(BRIEF) Print the listing that follows, character for character.

(SUPPLIED RECORDS)
* * * * * * * * *
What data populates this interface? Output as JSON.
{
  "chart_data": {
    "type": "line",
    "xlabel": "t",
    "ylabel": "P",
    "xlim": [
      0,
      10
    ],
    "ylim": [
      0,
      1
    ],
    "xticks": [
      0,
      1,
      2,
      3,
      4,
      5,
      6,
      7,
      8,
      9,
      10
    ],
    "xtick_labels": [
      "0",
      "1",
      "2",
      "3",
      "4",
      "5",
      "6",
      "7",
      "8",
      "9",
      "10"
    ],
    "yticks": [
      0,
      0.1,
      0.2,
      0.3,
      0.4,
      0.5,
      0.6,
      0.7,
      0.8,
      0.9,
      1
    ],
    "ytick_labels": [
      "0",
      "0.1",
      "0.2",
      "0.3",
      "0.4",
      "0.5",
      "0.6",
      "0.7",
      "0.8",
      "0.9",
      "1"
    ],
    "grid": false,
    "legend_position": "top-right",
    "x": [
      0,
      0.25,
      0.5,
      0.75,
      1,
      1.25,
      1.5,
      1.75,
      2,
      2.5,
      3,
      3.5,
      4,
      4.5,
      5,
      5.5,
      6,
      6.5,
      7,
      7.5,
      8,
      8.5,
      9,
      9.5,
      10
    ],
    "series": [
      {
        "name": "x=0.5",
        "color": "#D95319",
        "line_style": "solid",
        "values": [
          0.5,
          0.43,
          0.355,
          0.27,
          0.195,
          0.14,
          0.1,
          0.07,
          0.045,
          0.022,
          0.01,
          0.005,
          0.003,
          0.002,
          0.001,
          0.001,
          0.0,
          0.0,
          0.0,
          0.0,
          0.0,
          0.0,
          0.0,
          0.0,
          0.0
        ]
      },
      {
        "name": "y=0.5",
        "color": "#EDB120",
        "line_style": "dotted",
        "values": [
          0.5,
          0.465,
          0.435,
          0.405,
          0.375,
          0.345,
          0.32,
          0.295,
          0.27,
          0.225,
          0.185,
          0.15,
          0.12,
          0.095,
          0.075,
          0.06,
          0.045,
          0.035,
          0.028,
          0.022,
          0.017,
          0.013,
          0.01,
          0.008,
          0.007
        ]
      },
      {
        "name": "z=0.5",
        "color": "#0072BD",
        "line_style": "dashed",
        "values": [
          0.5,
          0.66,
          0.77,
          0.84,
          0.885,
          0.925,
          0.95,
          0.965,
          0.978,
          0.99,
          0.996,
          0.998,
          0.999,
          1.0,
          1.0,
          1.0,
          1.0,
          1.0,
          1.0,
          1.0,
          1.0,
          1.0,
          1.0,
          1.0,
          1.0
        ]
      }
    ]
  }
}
* * * * * * * * *
(RESULT OF THE EXERCISE)
What data populates this interface? Output as JSON.
{
  "chart_data": {
    "type": "line",
    "xlabel": "t",
    "ylabel": "P",
    "xlim": [
      0,
      10
    ],
    "ylim": [
      0,
      1
    ],
    "xticks": [
      0,
      1,
      2,
      3,
      4,
      5,
      6,
      7,
      8,
      9,
      10
    ],
    "xtick_labels": [
      "0",
      "1",
      "2",
      "3",
      "4",
      "5",
      "6",
      "7",
      "8",
      "9",
      "10"
    ],
    "yticks": [
      0,
      0.1,
      0.2,
      0.3,
      0.4,
      0.5,
      0.6,
      0.7,
      0.8,
      0.9,
      1
    ],
    "ytick_labels": [
      "0",
      "0.1",
      "0.2",
      "0.3",
      "0.4",
      "0.5",
      "0.6",
      "0.7",
      "0.8",
      "0.9",
      "1"
    ],
    "grid": false,
    "legend_position": "top-right",
    "x": [
      0,
      0.25,
      0.5,
      0.75,
      1,
      1.25,
      1.5,
      1.75,
      2,
      2.5,
      3,
      3.5,
      4,
      4.5,
      5,
      5.5,
      6,
      6.5,
      7,
      7.5,
      8,
      8.5,
      9,
      9.5,
      10
    ],
    "series": [
      {
        "name": "x=0.5",
        "color": "#D95319",
        "line_style": "solid",
        "values": [
          0.5,
          0.43,
          0.355,
          0.27,
          0.195,
          0.14,
          0.1,
          0.07,
          0.045,
          0.022,
          0.01,
          0.005,
          0.003,
          0.002,
          0.001,
          0.001,
          0.0,
          0.0,
          0.0,
          0.0,
          0.0,
          0.0,
          0.0,
          0.0,
          0.0
        ]
      },
      {
        "name": "y=0.5",
        "color": "#EDB120",
        "line_style": "dotted",
        "values": [
          0.5,
          0.465,
          0.435,
          0.405,
          0.375,
          0.345,
          0.32,
          0.295,
          0.27,
          0.225,
          0.185,
          0.15,
          0.12,
          0.095,
          0.075,
          0.06,
          0.045,
          0.035,
          0.028,
          0.022,
          0.017,
          0.013,
          0.01,
          0.008,
          0.007
        ]
      },
      {
        "name": "z=0.5",
        "color": "#0072BD",
        "line_style": "dashed",
        "values": [
          0.5,
          0.66,
          0.77,
          0.84,
          0.885,
          0.925,
          0.95,
          0.965,
          0.978,
          0.99,
          0.996,
          0.998,
          0.999,
          1.0,
          1.0,
          1.0,
          1.0,
          1.0,
          1.0,
          1.0,
          1.0,
          1.0,
          1.0,
          1.0,
          1.0
        ]
      }
    ]
  }
}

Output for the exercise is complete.